--- SOURCE DATA ---
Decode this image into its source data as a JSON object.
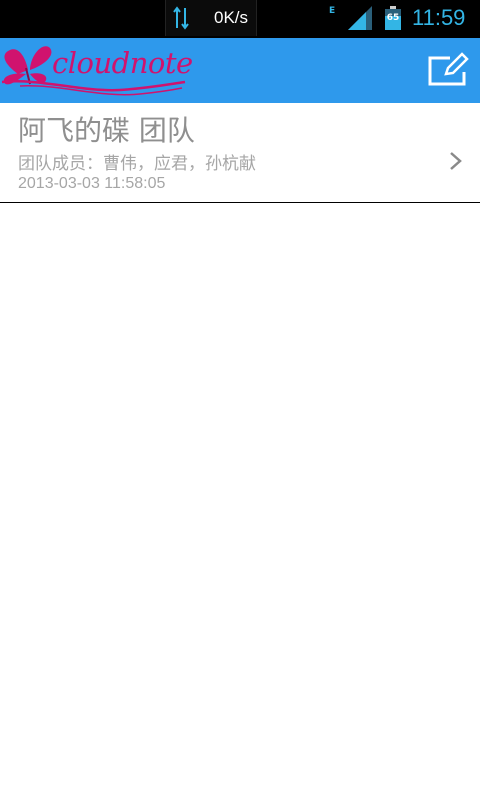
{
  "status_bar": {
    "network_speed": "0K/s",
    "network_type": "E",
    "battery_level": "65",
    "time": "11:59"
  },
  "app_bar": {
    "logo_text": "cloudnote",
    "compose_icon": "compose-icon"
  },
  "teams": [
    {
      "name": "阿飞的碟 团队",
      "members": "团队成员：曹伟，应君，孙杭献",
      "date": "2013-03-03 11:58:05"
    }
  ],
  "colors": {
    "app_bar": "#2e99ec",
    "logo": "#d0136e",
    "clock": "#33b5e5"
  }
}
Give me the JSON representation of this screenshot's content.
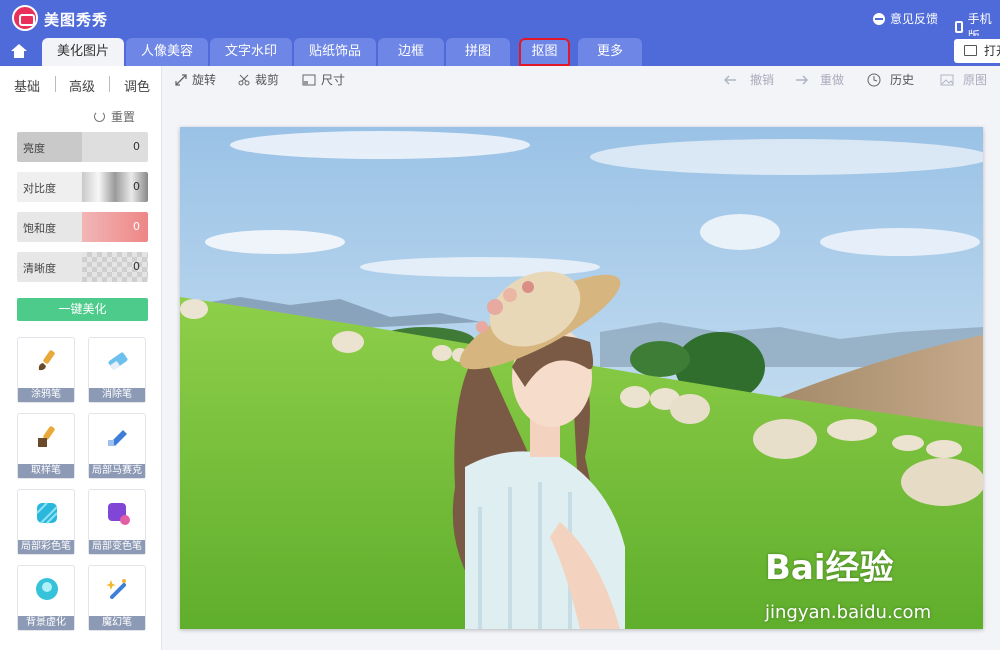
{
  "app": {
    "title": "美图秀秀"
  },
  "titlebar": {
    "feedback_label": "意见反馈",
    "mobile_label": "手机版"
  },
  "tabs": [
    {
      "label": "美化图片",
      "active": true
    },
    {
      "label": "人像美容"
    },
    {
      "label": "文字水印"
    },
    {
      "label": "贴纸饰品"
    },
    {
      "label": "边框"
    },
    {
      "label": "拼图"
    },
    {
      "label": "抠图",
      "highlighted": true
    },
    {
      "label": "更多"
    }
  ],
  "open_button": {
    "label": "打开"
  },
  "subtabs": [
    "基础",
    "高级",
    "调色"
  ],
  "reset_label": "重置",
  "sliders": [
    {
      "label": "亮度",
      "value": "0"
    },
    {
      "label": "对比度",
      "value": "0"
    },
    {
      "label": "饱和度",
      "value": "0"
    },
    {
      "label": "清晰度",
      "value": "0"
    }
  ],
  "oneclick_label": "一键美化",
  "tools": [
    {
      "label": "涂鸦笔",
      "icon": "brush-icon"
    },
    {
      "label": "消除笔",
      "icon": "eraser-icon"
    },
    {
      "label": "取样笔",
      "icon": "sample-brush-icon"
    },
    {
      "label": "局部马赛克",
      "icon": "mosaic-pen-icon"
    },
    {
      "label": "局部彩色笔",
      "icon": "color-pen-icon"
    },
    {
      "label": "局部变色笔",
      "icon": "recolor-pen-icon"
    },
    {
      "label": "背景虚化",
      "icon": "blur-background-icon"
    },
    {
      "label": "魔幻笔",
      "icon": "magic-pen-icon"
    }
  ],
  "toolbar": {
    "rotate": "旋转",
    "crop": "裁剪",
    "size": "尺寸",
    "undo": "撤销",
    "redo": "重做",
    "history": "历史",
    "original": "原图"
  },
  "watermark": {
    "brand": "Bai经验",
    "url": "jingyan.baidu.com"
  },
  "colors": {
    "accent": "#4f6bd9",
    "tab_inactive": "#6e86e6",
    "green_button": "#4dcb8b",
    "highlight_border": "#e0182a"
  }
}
---
» **TASK REQUIREMENTS**:
Without including any pictures, print each record exactly.

» **EXPECTED OUTPUT**:
Decode this image into its source data as a JSON object.
{
  "status_bar": {
    "network_speed": "0K/s",
    "network_type": "E",
    "battery_level": "65",
    "time": "11:59"
  },
  "app_bar": {
    "logo_text": "cloudnote",
    "compose_icon": "compose-icon"
  },
  "teams": [
    {
      "name": "阿飞的碟 团队",
      "members": "团队成员：曹伟，应君，孙杭献",
      "date": "2013-03-03 11:58:05"
    }
  ],
  "colors": {
    "app_bar": "#2e99ec",
    "logo": "#d0136e",
    "clock": "#33b5e5"
  }
}
Give me the JSON representation of this screenshot's content.
{
  "app": {
    "title": "美图秀秀"
  },
  "titlebar": {
    "feedback_label": "意见反馈",
    "mobile_label": "手机版"
  },
  "tabs": [
    {
      "label": "美化图片",
      "active": true
    },
    {
      "label": "人像美容"
    },
    {
      "label": "文字水印"
    },
    {
      "label": "贴纸饰品"
    },
    {
      "label": "边框"
    },
    {
      "label": "拼图"
    },
    {
      "label": "抠图",
      "highlighted": true
    },
    {
      "label": "更多"
    }
  ],
  "open_button": {
    "label": "打开"
  },
  "subtabs": [
    "基础",
    "高级",
    "调色"
  ],
  "reset_label": "重置",
  "sliders": [
    {
      "label": "亮度",
      "value": "0"
    },
    {
      "label": "对比度",
      "value": "0"
    },
    {
      "label": "饱和度",
      "value": "0"
    },
    {
      "label": "清晰度",
      "value": "0"
    }
  ],
  "oneclick_label": "一键美化",
  "tools": [
    {
      "label": "涂鸦笔",
      "icon": "brush-icon"
    },
    {
      "label": "消除笔",
      "icon": "eraser-icon"
    },
    {
      "label": "取样笔",
      "icon": "sample-brush-icon"
    },
    {
      "label": "局部马赛克",
      "icon": "mosaic-pen-icon"
    },
    {
      "label": "局部彩色笔",
      "icon": "color-pen-icon"
    },
    {
      "label": "局部变色笔",
      "icon": "recolor-pen-icon"
    },
    {
      "label": "背景虚化",
      "icon": "blur-background-icon"
    },
    {
      "label": "魔幻笔",
      "icon": "magic-pen-icon"
    }
  ],
  "toolbar": {
    "rotate": "旋转",
    "crop": "裁剪",
    "size": "尺寸",
    "undo": "撤销",
    "redo": "重做",
    "history": "历史",
    "original": "原图"
  },
  "watermark": {
    "brand": "Bai经验",
    "url": "jingyan.baidu.com"
  },
  "colors": {
    "accent": "#4f6bd9",
    "tab_inactive": "#6e86e6",
    "green_button": "#4dcb8b",
    "highlight_border": "#e0182a"
  }
}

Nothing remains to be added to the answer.